## Page text:
<<<<

Posted on Monday, July 29, 2019

Universities are adapting the open incubation centres model and encouraging revenue generation based on campus research, writes Abhinav Chaturvedi

From the 1900s to 2000s, the closed innovation model was ‘vulgatus.’ However, the early 2000s saw the emergence of the open innovation model. This model allowed organisations to involve customers, channel partners, universities and research centres, and individual inventors to come together to achieve more with less. On the basis of this model, universities and research institutions are focussing on contributing to the world of entrepreneurship. 
 
While fostering education for all, the universities also contribute towards economic growth. Although small, this contribution has been increasing steadily since universities are adapting the open incubation centres model and encouraging revenue generation based on campus research. Such a transformation happens either by setting up an enterprise or by licensing technology which is at the core of an entrepreneurial university. Defining an entrepreneurial university is challenging and controversial. There can be multiple approaches, which differentiate the entrepreneurial style of a university, dependent largely on the incubation model of each university. Primarily, the incubation facility is developed to promote the faculty, university students, and other members of the society who wish to start a new enterprise. There is added pressure on the incubator, as on one end there is this responsibility for increasing the revenue, and on the other, it is public accountability.

>>>>

## Data:
<<<<

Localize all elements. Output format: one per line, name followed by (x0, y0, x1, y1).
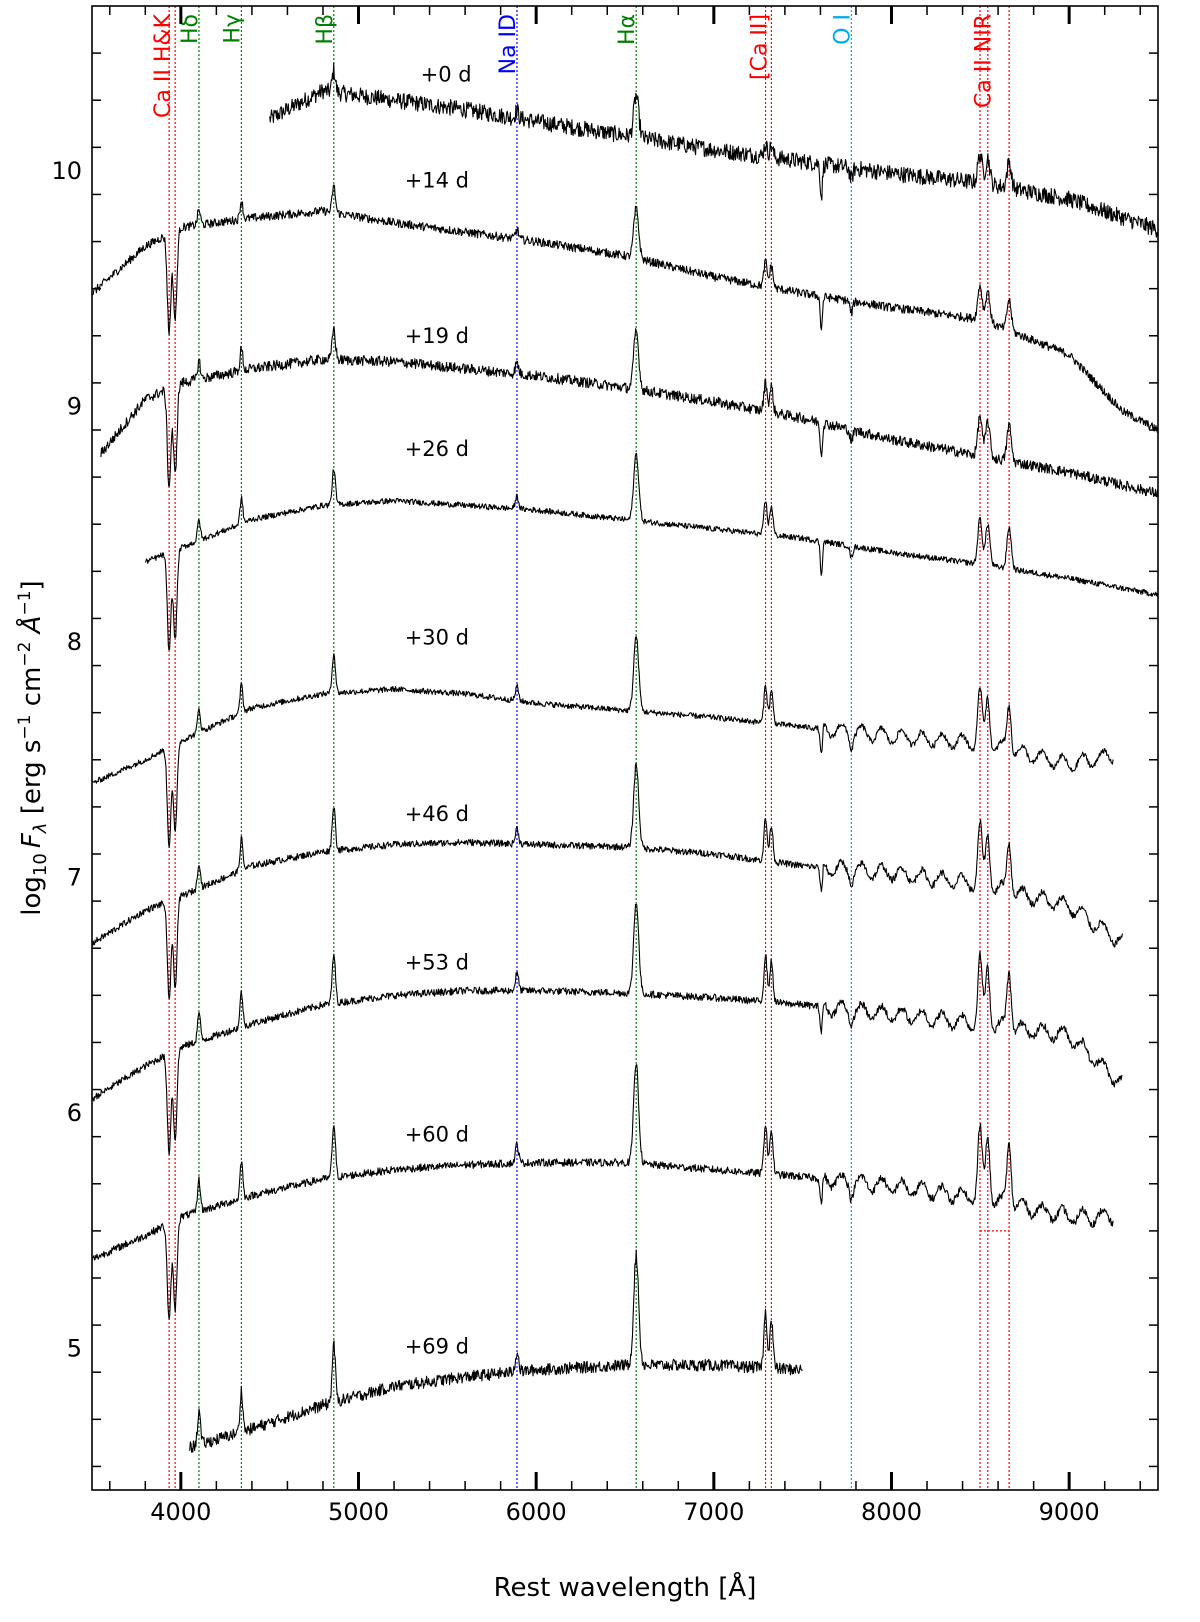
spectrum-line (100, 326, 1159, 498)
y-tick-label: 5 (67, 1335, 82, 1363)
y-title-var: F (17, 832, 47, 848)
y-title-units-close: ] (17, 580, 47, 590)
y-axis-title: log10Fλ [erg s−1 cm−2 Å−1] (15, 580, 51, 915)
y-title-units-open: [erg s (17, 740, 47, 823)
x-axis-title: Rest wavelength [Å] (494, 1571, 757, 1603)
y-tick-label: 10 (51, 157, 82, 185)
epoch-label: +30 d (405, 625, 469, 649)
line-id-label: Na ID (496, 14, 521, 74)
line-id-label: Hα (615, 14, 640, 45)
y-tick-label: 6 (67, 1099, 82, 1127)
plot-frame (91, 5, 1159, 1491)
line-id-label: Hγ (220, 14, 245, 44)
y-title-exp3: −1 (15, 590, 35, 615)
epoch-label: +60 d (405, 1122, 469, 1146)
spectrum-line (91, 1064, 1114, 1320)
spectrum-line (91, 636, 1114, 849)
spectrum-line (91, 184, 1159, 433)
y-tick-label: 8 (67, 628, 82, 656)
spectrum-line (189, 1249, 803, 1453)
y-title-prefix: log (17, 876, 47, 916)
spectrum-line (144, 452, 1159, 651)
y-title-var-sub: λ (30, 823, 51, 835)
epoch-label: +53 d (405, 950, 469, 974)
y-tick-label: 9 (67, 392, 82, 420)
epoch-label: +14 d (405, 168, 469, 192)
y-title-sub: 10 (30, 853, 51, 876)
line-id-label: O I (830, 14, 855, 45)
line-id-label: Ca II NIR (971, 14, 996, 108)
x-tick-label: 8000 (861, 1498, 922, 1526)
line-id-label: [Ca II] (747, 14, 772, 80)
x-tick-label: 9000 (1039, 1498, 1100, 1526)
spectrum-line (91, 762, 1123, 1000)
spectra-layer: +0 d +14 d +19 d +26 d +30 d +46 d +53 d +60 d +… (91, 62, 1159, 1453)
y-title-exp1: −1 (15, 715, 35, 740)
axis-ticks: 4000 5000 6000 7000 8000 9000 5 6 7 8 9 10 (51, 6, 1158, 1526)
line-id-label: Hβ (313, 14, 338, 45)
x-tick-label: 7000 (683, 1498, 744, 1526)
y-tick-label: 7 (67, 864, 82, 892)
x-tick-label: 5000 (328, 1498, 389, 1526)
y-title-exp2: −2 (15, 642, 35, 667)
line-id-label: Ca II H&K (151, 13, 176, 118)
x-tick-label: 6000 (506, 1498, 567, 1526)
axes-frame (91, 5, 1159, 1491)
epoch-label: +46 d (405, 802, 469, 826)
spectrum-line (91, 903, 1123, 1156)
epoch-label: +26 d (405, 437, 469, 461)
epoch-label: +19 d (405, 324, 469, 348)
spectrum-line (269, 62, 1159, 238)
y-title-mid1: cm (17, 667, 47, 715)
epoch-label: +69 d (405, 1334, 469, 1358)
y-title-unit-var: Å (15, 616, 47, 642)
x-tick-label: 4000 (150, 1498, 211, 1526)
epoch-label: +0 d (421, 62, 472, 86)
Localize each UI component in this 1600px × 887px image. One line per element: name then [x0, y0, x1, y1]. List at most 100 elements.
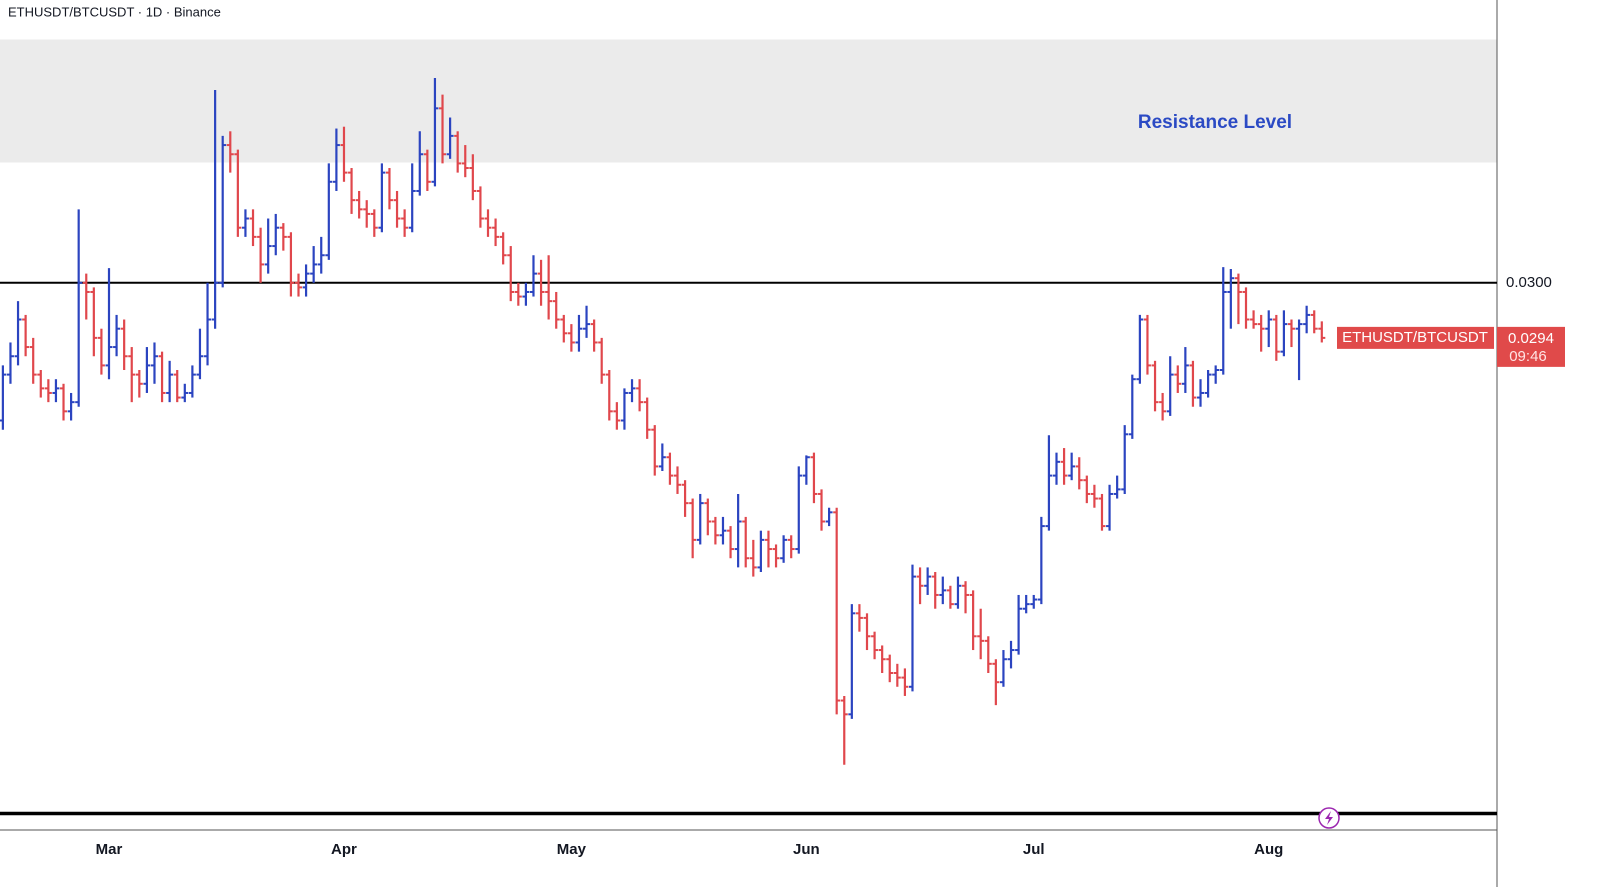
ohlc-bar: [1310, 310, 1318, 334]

>>>>

## Required task 1:
Answer these questions from the passage on university incubators:
(a) When did the open innovation model emerge?
(b) Whom is the incubation facility primarily developed to promote?
(c) What two pressures does the incubator face?
## Required task 2:
In the rows, copy out without changes the lines from the one containing "spectrum-line (100, 326, 1159, 498)" up to and including the one containing "y-tick-label: 6 (67, 1099, 82, 1127)".

## Full solution 1:
(a) The early 2000s.
(b) The faculty, university students, and other members of the society who wish to start a new enterprise.
(c) The responsibility for increasing the revenue, and public accountability.

## Full solution 2:
spectrum-line (100, 326, 1159, 498)
y-tick-label: 5 (67, 1335, 82, 1363)
y-title-var: F (17, 832, 47, 848)
y-title-units-close: ] (17, 580, 47, 590)
y-axis-title: log10Fλ [erg s−1 cm−2 Å−1] (15, 580, 51, 915)
y-title-units-open: [erg s (17, 740, 47, 823)
x-axis-title: Rest wavelength [Å] (494, 1571, 757, 1603)
y-tick-label: 10 (51, 157, 82, 185)
epoch-label: +30 d (405, 625, 469, 649)
line-id-label: Na ID (496, 14, 521, 74)
line-id-label: Hα (615, 14, 640, 45)
y-tick-label: 6 (67, 1099, 82, 1127)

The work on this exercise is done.